--- Begin ---

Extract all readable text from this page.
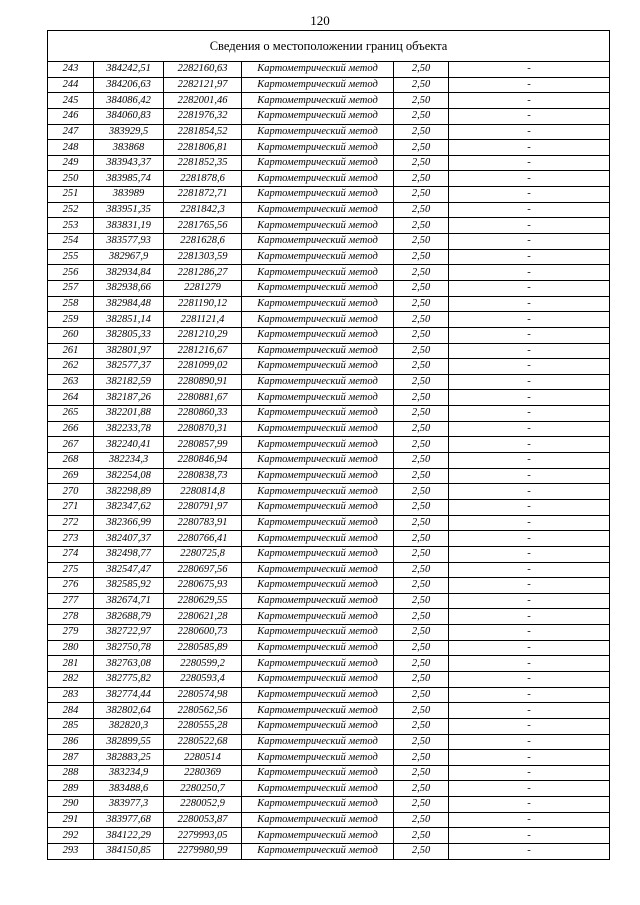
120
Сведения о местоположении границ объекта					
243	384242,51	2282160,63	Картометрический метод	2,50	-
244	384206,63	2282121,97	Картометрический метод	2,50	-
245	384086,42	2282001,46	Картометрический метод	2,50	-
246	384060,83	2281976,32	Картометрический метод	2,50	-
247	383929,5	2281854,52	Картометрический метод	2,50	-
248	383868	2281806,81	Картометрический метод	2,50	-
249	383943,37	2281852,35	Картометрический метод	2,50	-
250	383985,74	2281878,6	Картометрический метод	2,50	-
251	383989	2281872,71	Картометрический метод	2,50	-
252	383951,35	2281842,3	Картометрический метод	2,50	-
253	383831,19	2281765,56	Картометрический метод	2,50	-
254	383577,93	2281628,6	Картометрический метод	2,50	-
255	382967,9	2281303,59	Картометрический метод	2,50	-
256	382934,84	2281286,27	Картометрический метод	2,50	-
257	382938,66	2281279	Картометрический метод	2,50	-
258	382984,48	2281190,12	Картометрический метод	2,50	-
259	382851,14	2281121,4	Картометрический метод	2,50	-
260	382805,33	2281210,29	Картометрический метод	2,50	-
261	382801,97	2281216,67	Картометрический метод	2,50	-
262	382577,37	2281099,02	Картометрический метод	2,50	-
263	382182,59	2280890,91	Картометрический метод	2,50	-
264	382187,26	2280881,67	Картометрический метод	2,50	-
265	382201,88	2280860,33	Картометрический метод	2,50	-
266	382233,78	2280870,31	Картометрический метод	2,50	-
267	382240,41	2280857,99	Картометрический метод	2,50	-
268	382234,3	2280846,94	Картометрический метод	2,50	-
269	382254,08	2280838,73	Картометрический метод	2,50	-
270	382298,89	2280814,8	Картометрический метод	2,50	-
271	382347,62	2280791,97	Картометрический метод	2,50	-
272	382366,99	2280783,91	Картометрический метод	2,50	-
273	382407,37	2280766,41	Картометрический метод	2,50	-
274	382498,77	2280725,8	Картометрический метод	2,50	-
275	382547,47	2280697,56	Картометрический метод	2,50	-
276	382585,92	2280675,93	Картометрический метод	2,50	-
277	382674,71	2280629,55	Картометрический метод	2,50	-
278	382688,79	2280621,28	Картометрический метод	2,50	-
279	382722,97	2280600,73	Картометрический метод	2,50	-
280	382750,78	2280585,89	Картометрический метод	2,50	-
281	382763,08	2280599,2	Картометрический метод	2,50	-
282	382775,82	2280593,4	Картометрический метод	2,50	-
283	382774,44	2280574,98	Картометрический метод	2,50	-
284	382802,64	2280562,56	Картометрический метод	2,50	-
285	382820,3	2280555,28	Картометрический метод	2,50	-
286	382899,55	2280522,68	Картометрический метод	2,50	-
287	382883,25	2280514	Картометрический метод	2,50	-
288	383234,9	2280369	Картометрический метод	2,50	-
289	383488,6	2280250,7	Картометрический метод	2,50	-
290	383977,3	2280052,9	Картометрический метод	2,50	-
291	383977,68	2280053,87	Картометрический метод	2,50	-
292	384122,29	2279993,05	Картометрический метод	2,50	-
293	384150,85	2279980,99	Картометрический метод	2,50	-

--- End ---

EXERCISE
Repeat the records above exactly, leaving out any pictures they contain.

OUTPUT FOR THIS TASK
Extract all readable text from this page.
120
Сведения о местоположении границ объекта					
243	384242,51	2282160,63	Картометрический метод	2,50	-
244	384206,63	2282121,97	Картометрический метод	2,50	-
245	384086,42	2282001,46	Картометрический метод	2,50	-
246	384060,83	2281976,32	Картометрический метод	2,50	-
247	383929,5	2281854,52	Картометрический метод	2,50	-
248	383868	2281806,81	Картометрический метод	2,50	-
249	383943,37	2281852,35	Картометрический метод	2,50	-
250	383985,74	2281878,6	Картометрический метод	2,50	-
251	383989	2281872,71	Картометрический метод	2,50	-
252	383951,35	2281842,3	Картометрический метод	2,50	-
253	383831,19	2281765,56	Картометрический метод	2,50	-
254	383577,93	2281628,6	Картометрический метод	2,50	-
255	382967,9	2281303,59	Картометрический метод	2,50	-
256	382934,84	2281286,27	Картометрический метод	2,50	-
257	382938,66	2281279	Картометрический метод	2,50	-
258	382984,48	2281190,12	Картометрический метод	2,50	-
259	382851,14	2281121,4	Картометрический метод	2,50	-
260	382805,33	2281210,29	Картометрический метод	2,50	-
261	382801,97	2281216,67	Картометрический метод	2,50	-
262	382577,37	2281099,02	Картометрический метод	2,50	-
263	382182,59	2280890,91	Картометрический метод	2,50	-
264	382187,26	2280881,67	Картометрический метод	2,50	-
265	382201,88	2280860,33	Картометрический метод	2,50	-
266	382233,78	2280870,31	Картометрический метод	2,50	-
267	382240,41	2280857,99	Картометрический метод	2,50	-
268	382234,3	2280846,94	Картометрический метод	2,50	-
269	382254,08	2280838,73	Картометрический метод	2,50	-
270	382298,89	2280814,8	Картометрический метод	2,50	-
271	382347,62	2280791,97	Картометрический метод	2,50	-
272	382366,99	2280783,91	Картометрический метод	2,50	-
273	382407,37	2280766,41	Картометрический метод	2,50	-
274	382498,77	2280725,8	Картометрический метод	2,50	-
275	382547,47	2280697,56	Картометрический метод	2,50	-
276	382585,92	2280675,93	Картометрический метод	2,50	-
277	382674,71	2280629,55	Картометрический метод	2,50	-
278	382688,79	2280621,28	Картометрический метод	2,50	-
279	382722,97	2280600,73	Картометрический метод	2,50	-
280	382750,78	2280585,89	Картометрический метод	2,50	-
281	382763,08	2280599,2	Картометрический метод	2,50	-
282	382775,82	2280593,4	Картометрический метод	2,50	-
283	382774,44	2280574,98	Картометрический метод	2,50	-
284	382802,64	2280562,56	Картометрический метод	2,50	-
285	382820,3	2280555,28	Картометрический метод	2,50	-
286	382899,55	2280522,68	Картометрический метод	2,50	-
287	382883,25	2280514	Картометрический метод	2,50	-
288	383234,9	2280369	Картометрический метод	2,50	-
289	383488,6	2280250,7	Картометрический метод	2,50	-
290	383977,3	2280052,9	Картометрический метод	2,50	-
291	383977,68	2280053,87	Картометрический метод	2,50	-
292	384122,29	2279993,05	Картометрический метод	2,50	-
293	384150,85	2279980,99	Картометрический метод	2,50	-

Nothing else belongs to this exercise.